[Saved entries]
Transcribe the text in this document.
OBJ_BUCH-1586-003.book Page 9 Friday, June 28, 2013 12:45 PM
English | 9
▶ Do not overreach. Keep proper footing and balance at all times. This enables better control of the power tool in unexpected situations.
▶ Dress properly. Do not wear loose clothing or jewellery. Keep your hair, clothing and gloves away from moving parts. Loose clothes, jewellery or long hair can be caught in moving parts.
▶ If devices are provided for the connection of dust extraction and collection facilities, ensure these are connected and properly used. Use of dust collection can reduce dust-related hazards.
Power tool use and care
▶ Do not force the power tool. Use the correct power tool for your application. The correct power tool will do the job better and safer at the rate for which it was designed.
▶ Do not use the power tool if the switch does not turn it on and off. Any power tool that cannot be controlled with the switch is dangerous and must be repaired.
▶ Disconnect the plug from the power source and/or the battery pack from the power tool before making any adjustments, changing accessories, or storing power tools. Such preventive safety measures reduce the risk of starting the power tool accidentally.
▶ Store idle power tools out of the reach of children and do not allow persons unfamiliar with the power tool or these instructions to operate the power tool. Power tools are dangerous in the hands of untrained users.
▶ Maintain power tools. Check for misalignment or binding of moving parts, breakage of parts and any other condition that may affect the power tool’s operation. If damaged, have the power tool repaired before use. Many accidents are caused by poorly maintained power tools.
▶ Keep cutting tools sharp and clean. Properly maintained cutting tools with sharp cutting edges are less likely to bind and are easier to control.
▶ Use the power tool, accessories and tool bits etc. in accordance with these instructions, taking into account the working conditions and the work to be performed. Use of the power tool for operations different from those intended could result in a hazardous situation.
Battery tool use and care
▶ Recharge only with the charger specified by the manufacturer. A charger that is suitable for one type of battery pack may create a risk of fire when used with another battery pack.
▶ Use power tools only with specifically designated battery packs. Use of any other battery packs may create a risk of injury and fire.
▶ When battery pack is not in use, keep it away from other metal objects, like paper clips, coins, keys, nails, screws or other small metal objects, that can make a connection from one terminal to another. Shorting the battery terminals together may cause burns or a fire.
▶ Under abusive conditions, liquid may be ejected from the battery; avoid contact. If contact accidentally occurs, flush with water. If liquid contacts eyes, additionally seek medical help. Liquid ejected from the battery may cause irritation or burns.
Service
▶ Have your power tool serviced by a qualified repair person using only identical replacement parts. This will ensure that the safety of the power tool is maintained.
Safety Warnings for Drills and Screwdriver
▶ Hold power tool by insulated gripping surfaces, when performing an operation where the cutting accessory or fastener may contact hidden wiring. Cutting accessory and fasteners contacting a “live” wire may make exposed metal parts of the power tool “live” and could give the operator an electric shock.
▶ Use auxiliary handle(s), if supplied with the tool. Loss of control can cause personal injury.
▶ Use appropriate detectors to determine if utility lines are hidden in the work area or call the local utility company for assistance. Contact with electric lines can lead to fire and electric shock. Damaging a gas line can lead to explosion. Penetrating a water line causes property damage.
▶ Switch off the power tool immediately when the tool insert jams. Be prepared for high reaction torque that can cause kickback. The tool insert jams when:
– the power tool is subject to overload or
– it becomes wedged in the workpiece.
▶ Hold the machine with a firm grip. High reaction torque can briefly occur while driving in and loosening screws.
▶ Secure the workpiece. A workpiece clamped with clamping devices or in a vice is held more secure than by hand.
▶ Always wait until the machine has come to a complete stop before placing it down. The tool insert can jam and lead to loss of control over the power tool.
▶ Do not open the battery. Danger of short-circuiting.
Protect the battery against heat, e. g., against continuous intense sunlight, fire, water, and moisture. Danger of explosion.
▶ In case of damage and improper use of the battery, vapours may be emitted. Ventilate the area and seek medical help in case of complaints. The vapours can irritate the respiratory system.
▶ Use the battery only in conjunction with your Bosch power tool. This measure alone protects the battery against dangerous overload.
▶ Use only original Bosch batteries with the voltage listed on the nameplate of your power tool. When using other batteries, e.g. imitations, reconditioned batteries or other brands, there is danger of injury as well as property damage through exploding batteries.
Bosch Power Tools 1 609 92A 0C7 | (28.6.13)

What to produce:
Reproduce the complete data exactly as presented above.

Response to this task:
Transcribe the text in this document.
OBJ_BUCH-1586-003.book Page 9 Friday, June 28, 2013 12:45 PM
English | 9
▶ Do not overreach. Keep proper footing and balance at all times. This enables better control of the power tool in unexpected situations.
▶ Dress properly. Do not wear loose clothing or jewellery. Keep your hair, clothing and gloves away from moving parts. Loose clothes, jewellery or long hair can be caught in moving parts.
▶ If devices are provided for the connection of dust extraction and collection facilities, ensure these are connected and properly used. Use of dust collection can reduce dust-related hazards.
Power tool use and care
▶ Do not force the power tool. Use the correct power tool for your application. The correct power tool will do the job better and safer at the rate for which it was designed.
▶ Do not use the power tool if the switch does not turn it on and off. Any power tool that cannot be controlled with the switch is dangerous and must be repaired.
▶ Disconnect the plug from the power source and/or the battery pack from the power tool before making any adjustments, changing accessories, or storing power tools. Such preventive safety measures reduce the risk of starting the power tool accidentally.
▶ Store idle power tools out of the reach of children and do not allow persons unfamiliar with the power tool or these instructions to operate the power tool. Power tools are dangerous in the hands of untrained users.
▶ Maintain power tools. Check for misalignment or binding of moving parts, breakage of parts and any other condition that may affect the power tool’s operation. If damaged, have the power tool repaired before use. Many accidents are caused by poorly maintained power tools.
▶ Keep cutting tools sharp and clean. Properly maintained cutting tools with sharp cutting edges are less likely to bind and are easier to control.
▶ Use the power tool, accessories and tool bits etc. in accordance with these instructions, taking into account the working conditions and the work to be performed. Use of the power tool for operations different from those intended could result in a hazardous situation.
Battery tool use and care
▶ Recharge only with the charger specified by the manufacturer. A charger that is suitable for one type of battery pack may create a risk of fire when used with another battery pack.
▶ Use power tools only with specifically designated battery packs. Use of any other battery packs may create a risk of injury and fire.
▶ When battery pack is not in use, keep it away from other metal objects, like paper clips, coins, keys, nails, screws or other small metal objects, that can make a connection from one terminal to another. Shorting the battery terminals together may cause burns or a fire.
▶ Under abusive conditions, liquid may be ejected from the battery; avoid contact. If contact accidentally occurs, flush with water. If liquid contacts eyes, additionally seek medical help. Liquid ejected from the battery may cause irritation or burns.
Service
▶ Have your power tool serviced by a qualified repair person using only identical replacement parts. This will ensure that the safety of the power tool is maintained.
Safety Warnings for Drills and Screwdriver
▶ Hold power tool by insulated gripping surfaces, when performing an operation where the cutting accessory or fastener may contact hidden wiring. Cutting accessory and fasteners contacting a “live” wire may make exposed metal parts of the power tool “live” and could give the operator an electric shock.
▶ Use auxiliary handle(s), if supplied with the tool. Loss of control can cause personal injury.
▶ Use appropriate detectors to determine if utility lines are hidden in the work area or call the local utility company for assistance. Contact with electric lines can lead to fire and electric shock. Damaging a gas line can lead to explosion. Penetrating a water line causes property damage.
▶ Switch off the power tool immediately when the tool insert jams. Be prepared for high reaction torque that can cause kickback. The tool insert jams when:
– the power tool is subject to overload or
– it becomes wedged in the workpiece.
▶ Hold the machine with a firm grip. High reaction torque can briefly occur while driving in and loosening screws.
▶ Secure the workpiece. A workpiece clamped with clamping devices or in a vice is held more secure than by hand.
▶ Always wait until the machine has come to a complete stop before placing it down. The tool insert can jam and lead to loss of control over the power tool.
▶ Do not open the battery. Danger of short-circuiting.
Protect the battery against heat, e. g., against continuous intense sunlight, fire, water, and moisture. Danger of explosion.
▶ In case of damage and improper use of the battery, vapours may be emitted. Ventilate the area and seek medical help in case of complaints. The vapours can irritate the respiratory system.
▶ Use the battery only in conjunction with your Bosch power tool. This measure alone protects the battery against dangerous overload.
▶ Use only original Bosch batteries with the voltage listed on the nameplate of your power tool. When using other batteries, e.g. imitations, reconditioned batteries or other brands, there is danger of injury as well as property damage through exploding batteries.
Bosch Power Tools 1 609 92A 0C7 | (28.6.13)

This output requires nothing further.